=== ENTRIES SHOWN ===
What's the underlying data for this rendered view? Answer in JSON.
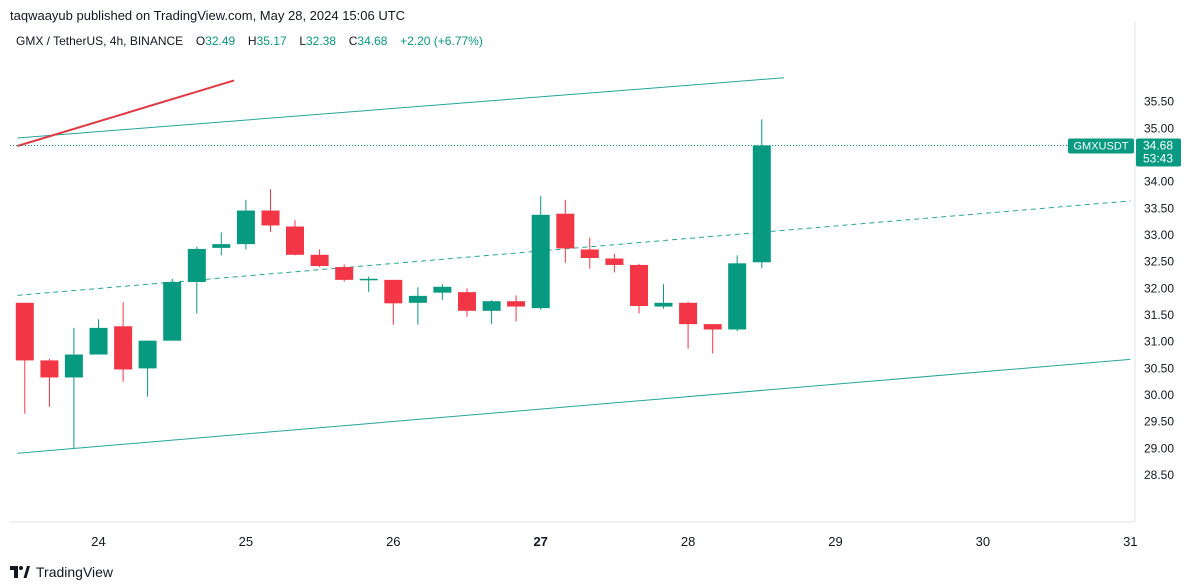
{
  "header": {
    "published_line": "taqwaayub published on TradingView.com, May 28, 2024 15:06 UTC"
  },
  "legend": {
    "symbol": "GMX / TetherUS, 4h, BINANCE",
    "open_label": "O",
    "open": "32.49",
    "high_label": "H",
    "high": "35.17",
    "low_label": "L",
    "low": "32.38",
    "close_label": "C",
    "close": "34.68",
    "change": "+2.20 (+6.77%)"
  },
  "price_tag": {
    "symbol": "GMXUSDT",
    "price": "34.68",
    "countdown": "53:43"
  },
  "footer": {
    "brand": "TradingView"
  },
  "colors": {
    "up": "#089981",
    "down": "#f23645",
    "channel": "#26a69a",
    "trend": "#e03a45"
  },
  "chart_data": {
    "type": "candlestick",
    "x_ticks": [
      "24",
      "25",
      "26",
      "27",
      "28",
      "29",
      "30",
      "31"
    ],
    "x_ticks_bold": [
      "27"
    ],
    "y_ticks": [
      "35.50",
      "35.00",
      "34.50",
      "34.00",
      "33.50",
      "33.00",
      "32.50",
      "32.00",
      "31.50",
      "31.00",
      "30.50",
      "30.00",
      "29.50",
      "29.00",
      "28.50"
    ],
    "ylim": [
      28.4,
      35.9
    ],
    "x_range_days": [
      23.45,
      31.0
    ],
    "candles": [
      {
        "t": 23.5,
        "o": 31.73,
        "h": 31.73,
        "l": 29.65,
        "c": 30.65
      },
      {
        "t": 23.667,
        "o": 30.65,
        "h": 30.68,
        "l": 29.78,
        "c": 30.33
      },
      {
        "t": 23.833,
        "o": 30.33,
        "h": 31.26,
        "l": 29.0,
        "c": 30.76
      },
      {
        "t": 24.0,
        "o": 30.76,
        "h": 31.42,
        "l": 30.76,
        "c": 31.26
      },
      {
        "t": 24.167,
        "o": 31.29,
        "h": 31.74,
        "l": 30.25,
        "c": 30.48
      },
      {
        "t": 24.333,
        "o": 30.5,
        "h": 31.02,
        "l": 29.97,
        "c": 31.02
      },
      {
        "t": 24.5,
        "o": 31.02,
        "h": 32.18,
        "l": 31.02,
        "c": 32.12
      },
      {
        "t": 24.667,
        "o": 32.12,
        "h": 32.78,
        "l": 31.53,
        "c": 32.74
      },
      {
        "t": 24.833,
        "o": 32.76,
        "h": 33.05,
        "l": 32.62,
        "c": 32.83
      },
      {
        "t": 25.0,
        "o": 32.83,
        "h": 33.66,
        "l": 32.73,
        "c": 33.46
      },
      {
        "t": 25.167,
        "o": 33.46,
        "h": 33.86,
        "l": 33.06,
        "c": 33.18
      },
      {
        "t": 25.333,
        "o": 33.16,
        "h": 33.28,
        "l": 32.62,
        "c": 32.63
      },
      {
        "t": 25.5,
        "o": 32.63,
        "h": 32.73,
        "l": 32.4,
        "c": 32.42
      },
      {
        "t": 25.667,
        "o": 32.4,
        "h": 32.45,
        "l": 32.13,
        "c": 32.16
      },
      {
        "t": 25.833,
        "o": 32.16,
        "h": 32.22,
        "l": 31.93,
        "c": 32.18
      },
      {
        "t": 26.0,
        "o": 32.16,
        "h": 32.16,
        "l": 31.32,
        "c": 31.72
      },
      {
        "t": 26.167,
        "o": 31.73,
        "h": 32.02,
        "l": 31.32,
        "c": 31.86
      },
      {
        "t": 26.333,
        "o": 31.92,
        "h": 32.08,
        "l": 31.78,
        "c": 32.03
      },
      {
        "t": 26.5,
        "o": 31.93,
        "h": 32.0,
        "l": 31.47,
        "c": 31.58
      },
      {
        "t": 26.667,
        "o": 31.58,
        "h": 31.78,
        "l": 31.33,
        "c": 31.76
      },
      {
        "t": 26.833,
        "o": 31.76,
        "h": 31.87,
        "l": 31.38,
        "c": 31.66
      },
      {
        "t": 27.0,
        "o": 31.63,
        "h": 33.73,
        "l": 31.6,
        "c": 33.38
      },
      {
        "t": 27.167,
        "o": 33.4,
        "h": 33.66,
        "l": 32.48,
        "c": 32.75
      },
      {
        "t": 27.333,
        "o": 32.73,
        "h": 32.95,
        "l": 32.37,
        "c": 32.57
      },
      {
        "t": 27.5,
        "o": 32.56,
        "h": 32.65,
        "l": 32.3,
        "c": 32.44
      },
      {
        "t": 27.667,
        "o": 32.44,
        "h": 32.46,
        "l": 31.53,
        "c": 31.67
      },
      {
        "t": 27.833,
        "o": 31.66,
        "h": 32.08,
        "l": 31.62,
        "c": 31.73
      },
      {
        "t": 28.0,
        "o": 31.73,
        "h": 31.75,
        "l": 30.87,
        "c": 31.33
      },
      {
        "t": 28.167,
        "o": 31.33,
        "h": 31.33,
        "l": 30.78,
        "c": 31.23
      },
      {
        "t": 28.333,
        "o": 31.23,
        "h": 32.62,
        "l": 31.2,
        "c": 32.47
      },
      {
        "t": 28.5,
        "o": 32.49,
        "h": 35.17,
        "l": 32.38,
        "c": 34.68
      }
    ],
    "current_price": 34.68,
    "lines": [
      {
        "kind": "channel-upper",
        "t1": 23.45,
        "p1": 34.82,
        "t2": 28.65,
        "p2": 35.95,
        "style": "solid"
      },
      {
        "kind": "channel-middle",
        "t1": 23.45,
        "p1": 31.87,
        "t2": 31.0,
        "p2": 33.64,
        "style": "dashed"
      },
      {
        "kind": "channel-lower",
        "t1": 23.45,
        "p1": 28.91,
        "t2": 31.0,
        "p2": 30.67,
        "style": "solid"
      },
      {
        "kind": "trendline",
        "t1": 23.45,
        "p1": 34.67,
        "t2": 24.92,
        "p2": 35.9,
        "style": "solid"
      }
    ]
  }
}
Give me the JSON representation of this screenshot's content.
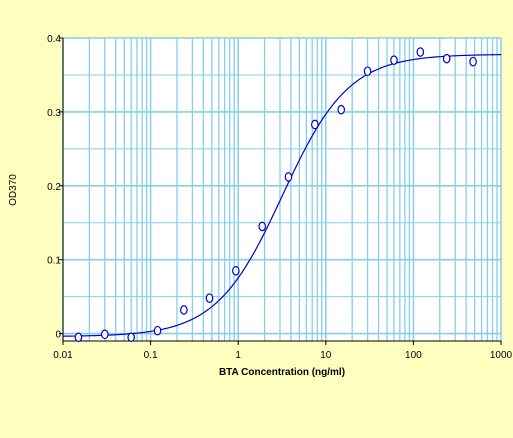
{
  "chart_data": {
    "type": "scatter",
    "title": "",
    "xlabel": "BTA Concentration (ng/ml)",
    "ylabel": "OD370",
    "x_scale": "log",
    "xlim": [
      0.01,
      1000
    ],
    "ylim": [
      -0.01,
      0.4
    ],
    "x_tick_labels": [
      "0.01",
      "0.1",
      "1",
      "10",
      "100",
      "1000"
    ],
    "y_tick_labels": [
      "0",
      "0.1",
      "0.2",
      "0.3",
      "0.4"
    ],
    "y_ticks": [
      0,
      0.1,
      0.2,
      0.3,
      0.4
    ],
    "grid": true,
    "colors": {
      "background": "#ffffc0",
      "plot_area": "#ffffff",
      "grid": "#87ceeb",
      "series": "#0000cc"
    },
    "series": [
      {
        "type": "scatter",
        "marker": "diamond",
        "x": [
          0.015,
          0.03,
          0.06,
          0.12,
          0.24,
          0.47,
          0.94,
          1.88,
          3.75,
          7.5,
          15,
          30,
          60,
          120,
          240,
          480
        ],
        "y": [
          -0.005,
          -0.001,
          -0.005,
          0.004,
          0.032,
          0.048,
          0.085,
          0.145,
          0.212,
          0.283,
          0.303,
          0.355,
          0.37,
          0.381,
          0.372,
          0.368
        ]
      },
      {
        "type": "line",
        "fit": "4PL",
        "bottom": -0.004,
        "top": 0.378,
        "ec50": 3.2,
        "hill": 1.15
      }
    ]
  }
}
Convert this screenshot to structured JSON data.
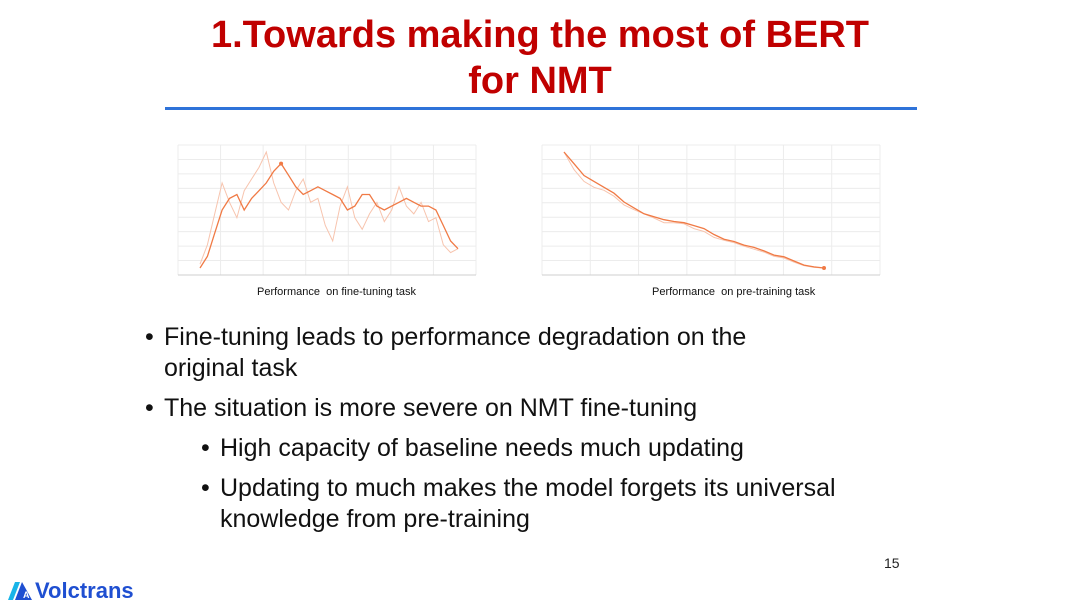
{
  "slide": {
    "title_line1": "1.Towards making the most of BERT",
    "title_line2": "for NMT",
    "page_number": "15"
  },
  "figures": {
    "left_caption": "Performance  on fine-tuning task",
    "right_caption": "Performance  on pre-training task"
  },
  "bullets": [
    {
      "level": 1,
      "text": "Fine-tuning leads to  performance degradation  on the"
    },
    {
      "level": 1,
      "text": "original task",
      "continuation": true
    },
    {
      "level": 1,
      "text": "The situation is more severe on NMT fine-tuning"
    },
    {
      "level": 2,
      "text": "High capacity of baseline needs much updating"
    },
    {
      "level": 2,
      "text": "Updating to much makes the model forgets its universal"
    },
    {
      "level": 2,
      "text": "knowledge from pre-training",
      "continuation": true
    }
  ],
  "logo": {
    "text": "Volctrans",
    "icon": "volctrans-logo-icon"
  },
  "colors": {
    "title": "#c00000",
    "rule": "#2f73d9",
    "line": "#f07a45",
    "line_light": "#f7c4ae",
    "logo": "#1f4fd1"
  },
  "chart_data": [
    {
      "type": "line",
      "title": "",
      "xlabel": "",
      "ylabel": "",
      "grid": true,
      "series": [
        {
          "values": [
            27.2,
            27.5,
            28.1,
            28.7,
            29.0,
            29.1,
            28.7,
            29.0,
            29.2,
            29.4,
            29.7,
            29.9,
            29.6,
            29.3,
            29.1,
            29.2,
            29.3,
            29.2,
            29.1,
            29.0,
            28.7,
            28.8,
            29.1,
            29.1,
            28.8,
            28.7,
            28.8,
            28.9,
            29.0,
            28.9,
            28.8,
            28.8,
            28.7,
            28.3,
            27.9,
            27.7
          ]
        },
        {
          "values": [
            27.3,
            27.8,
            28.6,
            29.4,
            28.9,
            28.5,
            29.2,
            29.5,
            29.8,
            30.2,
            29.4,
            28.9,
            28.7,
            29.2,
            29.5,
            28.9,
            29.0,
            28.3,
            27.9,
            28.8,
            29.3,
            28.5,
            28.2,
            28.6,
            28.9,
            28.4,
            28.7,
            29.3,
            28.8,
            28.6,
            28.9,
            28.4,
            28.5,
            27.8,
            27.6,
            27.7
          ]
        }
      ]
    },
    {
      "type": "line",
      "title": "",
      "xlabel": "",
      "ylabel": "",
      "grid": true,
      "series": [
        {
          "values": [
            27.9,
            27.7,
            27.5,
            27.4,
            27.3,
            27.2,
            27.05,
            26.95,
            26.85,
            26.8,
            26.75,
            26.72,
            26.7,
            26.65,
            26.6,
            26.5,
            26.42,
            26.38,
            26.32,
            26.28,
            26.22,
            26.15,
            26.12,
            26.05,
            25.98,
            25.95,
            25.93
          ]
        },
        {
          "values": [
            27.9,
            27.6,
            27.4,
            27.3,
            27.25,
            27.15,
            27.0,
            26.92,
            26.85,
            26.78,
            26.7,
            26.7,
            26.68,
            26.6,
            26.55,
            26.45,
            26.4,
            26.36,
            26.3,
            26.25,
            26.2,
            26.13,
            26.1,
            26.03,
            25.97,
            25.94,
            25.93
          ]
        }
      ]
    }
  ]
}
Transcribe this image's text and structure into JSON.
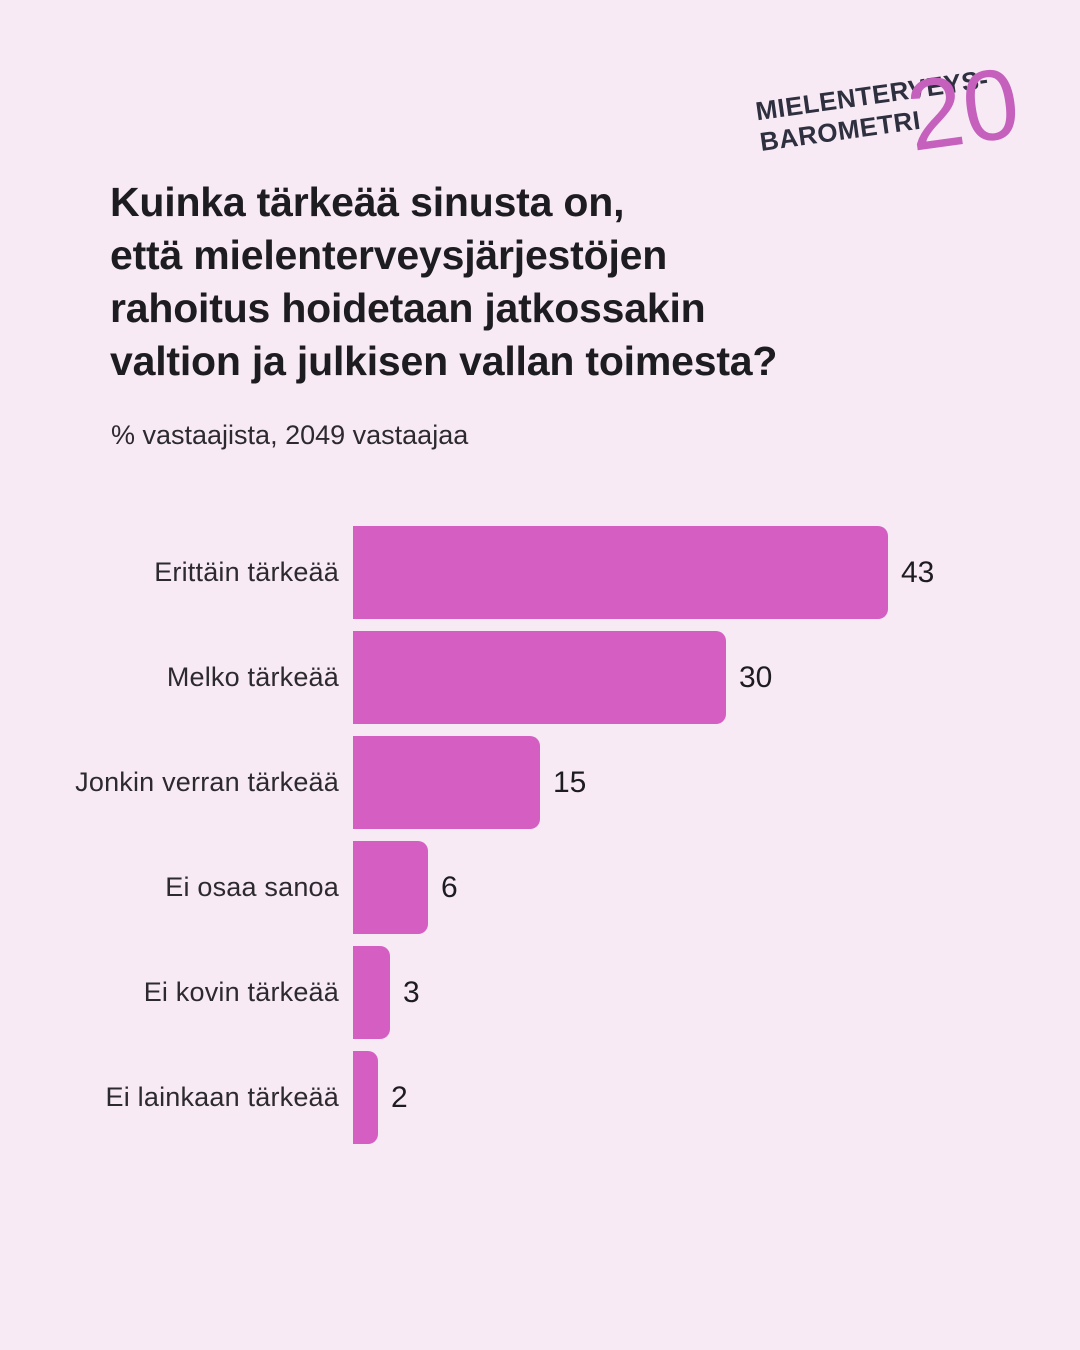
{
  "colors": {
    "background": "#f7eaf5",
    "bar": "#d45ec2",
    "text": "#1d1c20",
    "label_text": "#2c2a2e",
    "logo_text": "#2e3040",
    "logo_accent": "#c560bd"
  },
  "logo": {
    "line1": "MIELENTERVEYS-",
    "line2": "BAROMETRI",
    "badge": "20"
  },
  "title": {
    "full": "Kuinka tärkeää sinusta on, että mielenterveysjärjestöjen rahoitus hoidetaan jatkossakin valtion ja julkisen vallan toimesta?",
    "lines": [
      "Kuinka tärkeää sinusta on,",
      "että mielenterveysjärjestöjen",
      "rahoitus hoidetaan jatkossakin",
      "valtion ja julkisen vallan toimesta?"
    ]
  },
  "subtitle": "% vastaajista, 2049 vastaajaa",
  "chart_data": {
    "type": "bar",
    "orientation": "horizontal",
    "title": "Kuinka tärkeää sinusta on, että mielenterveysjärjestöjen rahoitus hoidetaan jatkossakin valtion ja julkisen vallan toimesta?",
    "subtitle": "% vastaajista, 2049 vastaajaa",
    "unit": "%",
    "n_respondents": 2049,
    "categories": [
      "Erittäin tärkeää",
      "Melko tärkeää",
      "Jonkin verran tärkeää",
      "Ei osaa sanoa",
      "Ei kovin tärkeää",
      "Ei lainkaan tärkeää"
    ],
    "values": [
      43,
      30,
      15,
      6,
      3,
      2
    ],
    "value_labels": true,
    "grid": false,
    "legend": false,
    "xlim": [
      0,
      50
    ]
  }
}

=== STATED PROBLEM ===
Copy out each line of the records where the string "julkisen" appears.

=== EXERCISE RESPONSE ===
    "full": "Kuinka tärkeää sinusta on, että mielenterveysjärjestöjen rahoitus hoidetaan jatkossakin valtion ja julkisen vallan toimesta?",
      "valtion ja julkisen vallan toimesta?"
    "title": "Kuinka tärkeää sinusta on, että mielenterveysjärjestöjen rahoitus hoidetaan jatkossakin valtion ja julkisen vallan toimesta?",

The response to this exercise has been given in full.